> [Given instruction]:
Give the listing again exactly, omitting its images.

Figure record extracts

+---+

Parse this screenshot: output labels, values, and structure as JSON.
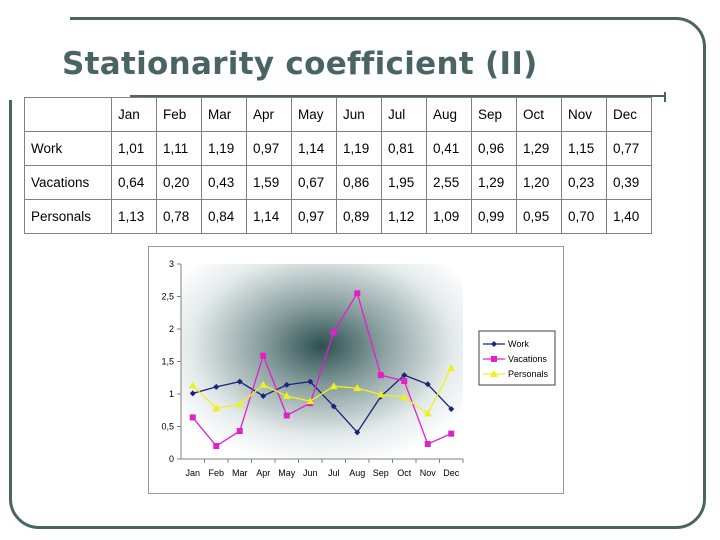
{
  "slide": {
    "title": "Stationarity coefficient (II)"
  },
  "table": {
    "header": [
      "",
      "Jan",
      "Feb",
      "Mar",
      "Apr",
      "May",
      "Jun",
      "Jul",
      "Aug",
      "Sep",
      "Oct",
      "Nov",
      "Dec"
    ],
    "rows": [
      {
        "label": "Work",
        "cells": [
          "1,01",
          "1,11",
          "1,19",
          "0,97",
          "1,14",
          "1,19",
          "0,81",
          "0,41",
          "0,96",
          "1,29",
          "1,15",
          "0,77"
        ]
      },
      {
        "label": "Vacations",
        "cells": [
          "0,64",
          "0,20",
          "0,43",
          "1,59",
          "0,67",
          "0,86",
          "1,95",
          "2,55",
          "1,29",
          "1,20",
          "0,23",
          "0,39"
        ]
      },
      {
        "label": "Personals",
        "cells": [
          "1,13",
          "0,78",
          "0,84",
          "1,14",
          "0,97",
          "0,89",
          "1,12",
          "1,09",
          "0,99",
          "0,95",
          "0,70",
          "1,40"
        ]
      }
    ]
  },
  "chart_data": {
    "type": "line",
    "categories": [
      "Jan",
      "Feb",
      "Mar",
      "Apr",
      "May",
      "Jun",
      "Jul",
      "Aug",
      "Sep",
      "Oct",
      "Nov",
      "Dec"
    ],
    "series": [
      {
        "name": "Work",
        "color": "#1a237e",
        "marker": "diamond",
        "values": [
          1.01,
          1.11,
          1.19,
          0.97,
          1.14,
          1.19,
          0.81,
          0.41,
          0.96,
          1.29,
          1.15,
          0.77
        ]
      },
      {
        "name": "Vacations",
        "color": "#e020c8",
        "marker": "square",
        "values": [
          0.64,
          0.2,
          0.43,
          1.59,
          0.67,
          0.86,
          1.95,
          2.55,
          1.29,
          1.2,
          0.23,
          0.39
        ]
      },
      {
        "name": "Personals",
        "color": "#f0f020",
        "marker": "triangle",
        "values": [
          1.13,
          0.78,
          0.84,
          1.14,
          0.97,
          0.89,
          1.12,
          1.09,
          0.99,
          0.95,
          0.7,
          1.4
        ]
      }
    ],
    "yticks": [
      "0",
      "0,5",
      "1",
      "1,5",
      "2",
      "2,5",
      "3"
    ],
    "ylim": [
      0,
      3
    ],
    "grid": false,
    "legend": "right",
    "plot_background": "radial gradient, dark teal-grey center fading to white"
  }
}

+---+

> [The solution]:
Parse this screenshot: output labels, values, and structure as JSON.
{
  "slide": {
    "title": "Stationarity coefficient (II)"
  },
  "table": {
    "header": [
      "",
      "Jan",
      "Feb",
      "Mar",
      "Apr",
      "May",
      "Jun",
      "Jul",
      "Aug",
      "Sep",
      "Oct",
      "Nov",
      "Dec"
    ],
    "rows": [
      {
        "label": "Work",
        "cells": [
          "1,01",
          "1,11",
          "1,19",
          "0,97",
          "1,14",
          "1,19",
          "0,81",
          "0,41",
          "0,96",
          "1,29",
          "1,15",
          "0,77"
        ]
      },
      {
        "label": "Vacations",
        "cells": [
          "0,64",
          "0,20",
          "0,43",
          "1,59",
          "0,67",
          "0,86",
          "1,95",
          "2,55",
          "1,29",
          "1,20",
          "0,23",
          "0,39"
        ]
      },
      {
        "label": "Personals",
        "cells": [
          "1,13",
          "0,78",
          "0,84",
          "1,14",
          "0,97",
          "0,89",
          "1,12",
          "1,09",
          "0,99",
          "0,95",
          "0,70",
          "1,40"
        ]
      }
    ]
  },
  "chart_data": {
    "type": "line",
    "categories": [
      "Jan",
      "Feb",
      "Mar",
      "Apr",
      "May",
      "Jun",
      "Jul",
      "Aug",
      "Sep",
      "Oct",
      "Nov",
      "Dec"
    ],
    "series": [
      {
        "name": "Work",
        "color": "#1a237e",
        "marker": "diamond",
        "values": [
          1.01,
          1.11,
          1.19,
          0.97,
          1.14,
          1.19,
          0.81,
          0.41,
          0.96,
          1.29,
          1.15,
          0.77
        ]
      },
      {
        "name": "Vacations",
        "color": "#e020c8",
        "marker": "square",
        "values": [
          0.64,
          0.2,
          0.43,
          1.59,
          0.67,
          0.86,
          1.95,
          2.55,
          1.29,
          1.2,
          0.23,
          0.39
        ]
      },
      {
        "name": "Personals",
        "color": "#f0f020",
        "marker": "triangle",
        "values": [
          1.13,
          0.78,
          0.84,
          1.14,
          0.97,
          0.89,
          1.12,
          1.09,
          0.99,
          0.95,
          0.7,
          1.4
        ]
      }
    ],
    "yticks": [
      "0",
      "0,5",
      "1",
      "1,5",
      "2",
      "2,5",
      "3"
    ],
    "ylim": [
      0,
      3
    ],
    "grid": false,
    "legend": "right",
    "plot_background": "radial gradient, dark teal-grey center fading to white"
  }
}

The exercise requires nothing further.